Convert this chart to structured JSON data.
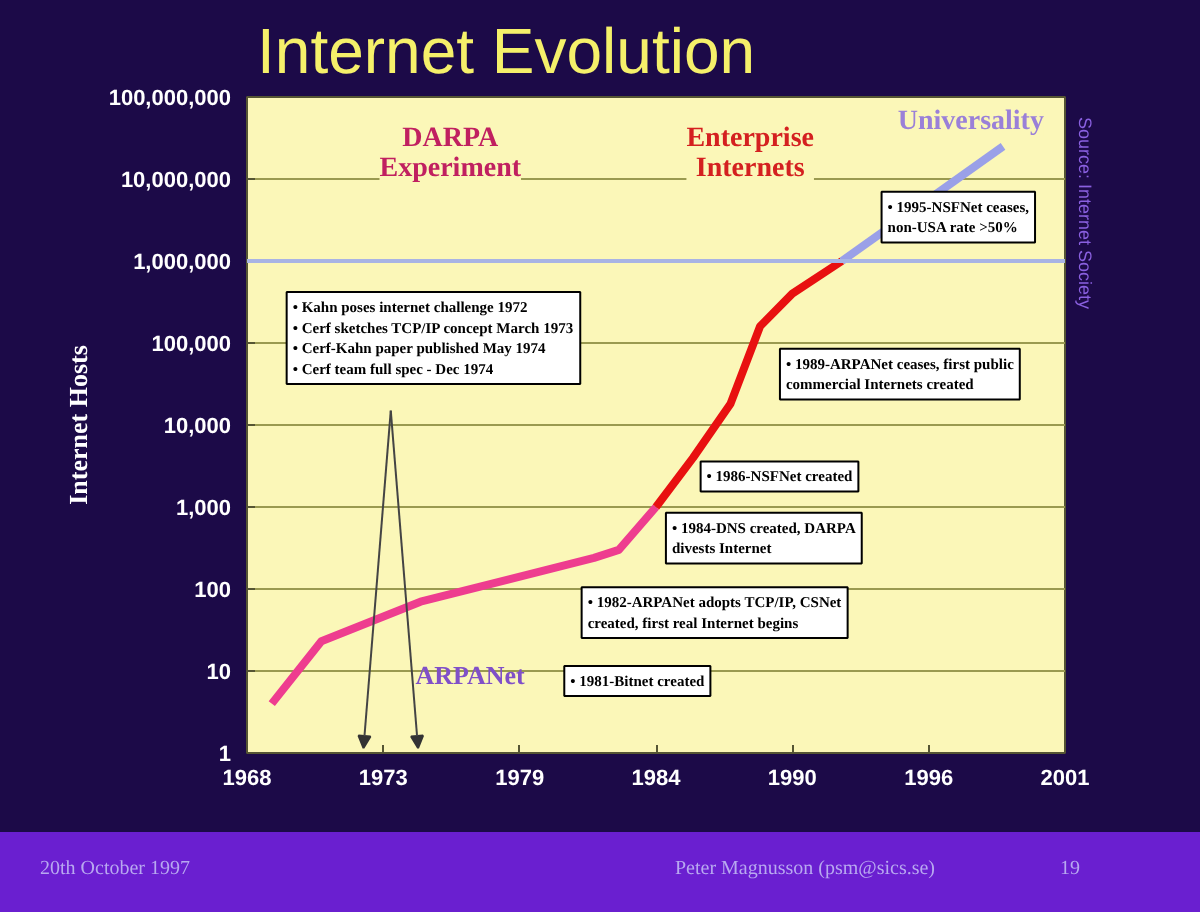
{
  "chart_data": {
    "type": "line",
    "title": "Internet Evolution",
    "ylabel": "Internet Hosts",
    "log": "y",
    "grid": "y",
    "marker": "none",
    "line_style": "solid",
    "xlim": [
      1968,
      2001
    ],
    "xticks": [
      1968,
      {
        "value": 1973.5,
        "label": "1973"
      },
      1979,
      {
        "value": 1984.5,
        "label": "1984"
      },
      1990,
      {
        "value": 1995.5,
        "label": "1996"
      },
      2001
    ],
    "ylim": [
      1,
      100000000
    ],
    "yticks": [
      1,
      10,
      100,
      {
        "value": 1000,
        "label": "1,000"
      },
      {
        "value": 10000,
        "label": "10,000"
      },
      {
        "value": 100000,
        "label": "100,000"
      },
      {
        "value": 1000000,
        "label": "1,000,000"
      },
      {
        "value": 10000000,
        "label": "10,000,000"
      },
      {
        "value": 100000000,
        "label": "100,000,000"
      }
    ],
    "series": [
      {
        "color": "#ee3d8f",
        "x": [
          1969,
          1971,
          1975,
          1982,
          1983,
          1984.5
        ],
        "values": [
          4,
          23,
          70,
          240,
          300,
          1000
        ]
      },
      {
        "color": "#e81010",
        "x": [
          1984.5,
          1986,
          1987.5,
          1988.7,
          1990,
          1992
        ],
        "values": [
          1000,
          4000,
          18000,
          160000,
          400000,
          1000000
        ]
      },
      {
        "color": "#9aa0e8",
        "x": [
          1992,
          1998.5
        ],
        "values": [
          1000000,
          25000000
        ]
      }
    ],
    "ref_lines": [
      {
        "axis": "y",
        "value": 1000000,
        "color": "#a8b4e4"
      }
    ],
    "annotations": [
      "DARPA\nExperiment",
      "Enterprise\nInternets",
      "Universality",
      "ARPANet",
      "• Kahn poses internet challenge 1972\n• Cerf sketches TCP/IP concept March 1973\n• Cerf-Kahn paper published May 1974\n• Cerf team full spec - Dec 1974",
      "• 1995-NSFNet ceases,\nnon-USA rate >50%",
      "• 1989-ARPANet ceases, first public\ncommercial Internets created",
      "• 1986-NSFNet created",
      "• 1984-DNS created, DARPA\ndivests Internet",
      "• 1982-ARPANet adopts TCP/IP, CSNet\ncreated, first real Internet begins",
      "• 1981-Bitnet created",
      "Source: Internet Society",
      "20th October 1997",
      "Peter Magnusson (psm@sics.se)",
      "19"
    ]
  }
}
========================================================================
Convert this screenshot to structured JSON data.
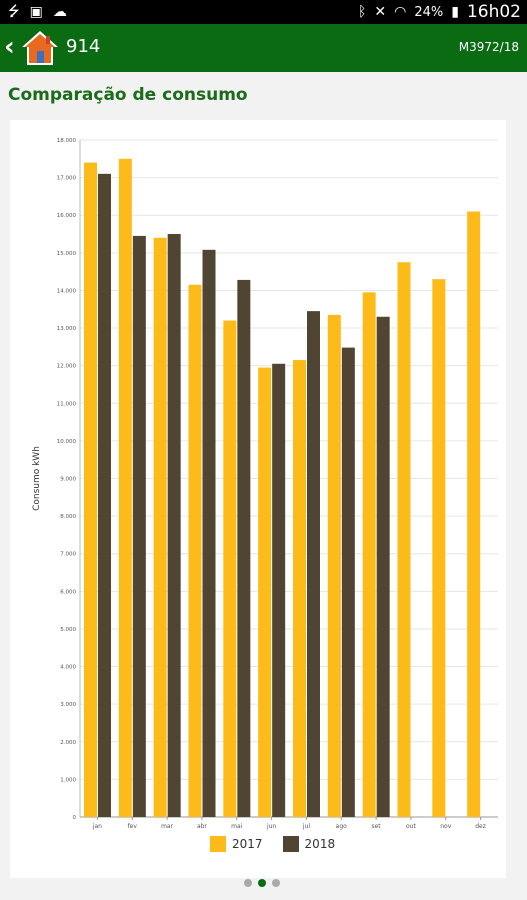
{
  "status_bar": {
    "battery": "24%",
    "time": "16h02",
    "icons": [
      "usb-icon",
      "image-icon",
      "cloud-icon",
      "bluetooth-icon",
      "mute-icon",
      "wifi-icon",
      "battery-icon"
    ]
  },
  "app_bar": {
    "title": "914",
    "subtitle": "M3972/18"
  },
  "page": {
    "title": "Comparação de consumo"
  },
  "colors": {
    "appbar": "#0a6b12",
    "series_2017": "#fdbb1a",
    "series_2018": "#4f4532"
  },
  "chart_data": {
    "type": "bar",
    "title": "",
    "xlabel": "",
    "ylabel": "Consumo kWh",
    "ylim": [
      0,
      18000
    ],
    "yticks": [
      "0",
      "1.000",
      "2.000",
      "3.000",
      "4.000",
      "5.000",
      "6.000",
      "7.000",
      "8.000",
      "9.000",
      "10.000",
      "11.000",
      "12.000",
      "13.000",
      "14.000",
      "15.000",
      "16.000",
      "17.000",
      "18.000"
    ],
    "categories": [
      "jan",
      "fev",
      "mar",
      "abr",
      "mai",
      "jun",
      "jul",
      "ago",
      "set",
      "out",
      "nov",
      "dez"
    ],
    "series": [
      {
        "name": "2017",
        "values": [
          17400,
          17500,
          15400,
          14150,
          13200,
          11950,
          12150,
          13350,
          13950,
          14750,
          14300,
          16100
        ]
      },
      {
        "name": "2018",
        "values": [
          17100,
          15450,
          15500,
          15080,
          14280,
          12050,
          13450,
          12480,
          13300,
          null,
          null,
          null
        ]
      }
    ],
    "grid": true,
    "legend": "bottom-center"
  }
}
========================================================================
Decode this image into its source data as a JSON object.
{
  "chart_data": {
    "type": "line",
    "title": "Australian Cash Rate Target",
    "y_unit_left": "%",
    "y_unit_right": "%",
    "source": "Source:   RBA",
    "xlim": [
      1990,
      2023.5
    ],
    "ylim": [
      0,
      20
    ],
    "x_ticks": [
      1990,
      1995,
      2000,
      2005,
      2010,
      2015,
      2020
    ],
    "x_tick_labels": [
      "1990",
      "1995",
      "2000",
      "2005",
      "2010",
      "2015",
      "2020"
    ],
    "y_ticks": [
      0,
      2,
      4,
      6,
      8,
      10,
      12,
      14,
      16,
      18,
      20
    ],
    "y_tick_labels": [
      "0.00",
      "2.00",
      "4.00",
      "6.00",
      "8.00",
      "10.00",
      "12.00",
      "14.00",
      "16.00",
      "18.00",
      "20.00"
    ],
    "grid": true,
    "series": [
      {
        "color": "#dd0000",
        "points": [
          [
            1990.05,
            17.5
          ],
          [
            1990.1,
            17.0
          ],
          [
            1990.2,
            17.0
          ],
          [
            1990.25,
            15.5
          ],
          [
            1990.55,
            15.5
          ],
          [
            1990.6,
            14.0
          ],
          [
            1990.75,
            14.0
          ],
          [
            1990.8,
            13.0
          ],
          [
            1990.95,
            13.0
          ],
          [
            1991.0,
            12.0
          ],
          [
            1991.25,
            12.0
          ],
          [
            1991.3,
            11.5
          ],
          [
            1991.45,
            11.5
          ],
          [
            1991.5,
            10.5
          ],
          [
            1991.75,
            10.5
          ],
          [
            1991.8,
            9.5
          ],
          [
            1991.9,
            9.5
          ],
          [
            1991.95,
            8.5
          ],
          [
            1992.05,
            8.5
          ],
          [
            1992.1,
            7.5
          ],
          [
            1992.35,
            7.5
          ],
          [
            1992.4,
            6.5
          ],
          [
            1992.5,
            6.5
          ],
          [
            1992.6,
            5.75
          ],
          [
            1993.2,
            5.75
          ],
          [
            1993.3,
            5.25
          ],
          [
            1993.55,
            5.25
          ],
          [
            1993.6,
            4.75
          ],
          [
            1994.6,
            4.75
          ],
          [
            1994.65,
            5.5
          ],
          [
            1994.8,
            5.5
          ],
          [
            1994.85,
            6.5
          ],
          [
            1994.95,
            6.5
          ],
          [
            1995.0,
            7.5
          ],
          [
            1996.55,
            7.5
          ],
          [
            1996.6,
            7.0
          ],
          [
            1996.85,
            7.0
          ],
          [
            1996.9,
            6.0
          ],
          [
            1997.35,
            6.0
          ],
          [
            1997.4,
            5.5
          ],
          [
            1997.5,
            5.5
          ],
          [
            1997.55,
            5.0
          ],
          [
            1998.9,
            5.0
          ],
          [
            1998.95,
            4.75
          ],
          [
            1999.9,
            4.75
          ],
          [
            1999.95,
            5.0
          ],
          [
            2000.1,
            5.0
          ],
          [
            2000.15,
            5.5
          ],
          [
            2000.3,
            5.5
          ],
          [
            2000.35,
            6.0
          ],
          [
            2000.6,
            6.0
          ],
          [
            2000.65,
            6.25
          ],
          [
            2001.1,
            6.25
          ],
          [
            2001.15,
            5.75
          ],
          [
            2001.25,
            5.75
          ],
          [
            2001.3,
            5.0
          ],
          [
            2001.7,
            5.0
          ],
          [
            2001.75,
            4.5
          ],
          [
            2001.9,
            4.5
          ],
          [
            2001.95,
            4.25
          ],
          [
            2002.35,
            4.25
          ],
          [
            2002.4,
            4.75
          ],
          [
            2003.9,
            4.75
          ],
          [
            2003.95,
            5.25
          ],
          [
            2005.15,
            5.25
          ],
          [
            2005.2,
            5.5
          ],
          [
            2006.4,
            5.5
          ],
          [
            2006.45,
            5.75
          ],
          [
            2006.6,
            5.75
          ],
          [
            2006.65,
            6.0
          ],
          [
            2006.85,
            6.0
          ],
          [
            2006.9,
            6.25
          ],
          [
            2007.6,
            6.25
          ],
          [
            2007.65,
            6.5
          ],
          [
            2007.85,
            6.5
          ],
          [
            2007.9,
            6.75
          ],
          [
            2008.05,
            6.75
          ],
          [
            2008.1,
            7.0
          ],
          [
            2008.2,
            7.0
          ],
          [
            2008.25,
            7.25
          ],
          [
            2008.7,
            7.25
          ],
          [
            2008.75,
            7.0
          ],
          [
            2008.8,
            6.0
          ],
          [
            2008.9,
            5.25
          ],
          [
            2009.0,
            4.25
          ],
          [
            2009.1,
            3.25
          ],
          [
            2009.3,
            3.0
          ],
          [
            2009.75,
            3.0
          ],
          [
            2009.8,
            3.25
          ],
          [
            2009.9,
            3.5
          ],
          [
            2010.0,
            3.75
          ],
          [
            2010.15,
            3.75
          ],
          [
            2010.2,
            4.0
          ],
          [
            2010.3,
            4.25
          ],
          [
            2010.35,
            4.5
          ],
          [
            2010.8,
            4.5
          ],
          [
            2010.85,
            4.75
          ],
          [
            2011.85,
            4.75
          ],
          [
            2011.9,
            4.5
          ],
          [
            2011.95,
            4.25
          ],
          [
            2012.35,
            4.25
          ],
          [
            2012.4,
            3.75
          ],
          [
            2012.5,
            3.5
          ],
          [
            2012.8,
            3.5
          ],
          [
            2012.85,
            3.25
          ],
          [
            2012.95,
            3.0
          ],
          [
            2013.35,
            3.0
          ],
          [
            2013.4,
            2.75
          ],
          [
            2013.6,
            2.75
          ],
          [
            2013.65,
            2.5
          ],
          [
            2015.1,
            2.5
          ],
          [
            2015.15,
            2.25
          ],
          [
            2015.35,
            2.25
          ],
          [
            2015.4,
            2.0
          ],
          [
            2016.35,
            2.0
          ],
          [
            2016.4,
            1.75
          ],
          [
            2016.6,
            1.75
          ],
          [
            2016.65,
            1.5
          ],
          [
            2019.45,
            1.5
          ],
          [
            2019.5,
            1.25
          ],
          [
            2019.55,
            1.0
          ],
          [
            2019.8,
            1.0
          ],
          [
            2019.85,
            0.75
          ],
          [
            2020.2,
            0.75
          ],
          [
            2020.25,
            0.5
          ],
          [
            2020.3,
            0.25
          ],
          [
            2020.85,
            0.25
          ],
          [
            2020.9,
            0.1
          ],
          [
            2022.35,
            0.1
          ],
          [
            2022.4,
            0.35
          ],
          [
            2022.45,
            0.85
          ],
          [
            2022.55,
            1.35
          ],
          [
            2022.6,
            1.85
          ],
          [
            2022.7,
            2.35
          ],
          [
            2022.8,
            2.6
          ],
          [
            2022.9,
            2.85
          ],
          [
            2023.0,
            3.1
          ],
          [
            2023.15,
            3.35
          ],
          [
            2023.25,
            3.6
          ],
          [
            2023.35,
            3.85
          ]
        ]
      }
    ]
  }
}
========================================================================
What you are asked to do
Each line in the data that holds the string "ylabel" should be found and copied.

Output for this exercise
    "ylabel": "Internet Hosts",
    "ylabel": "Consumo kWh",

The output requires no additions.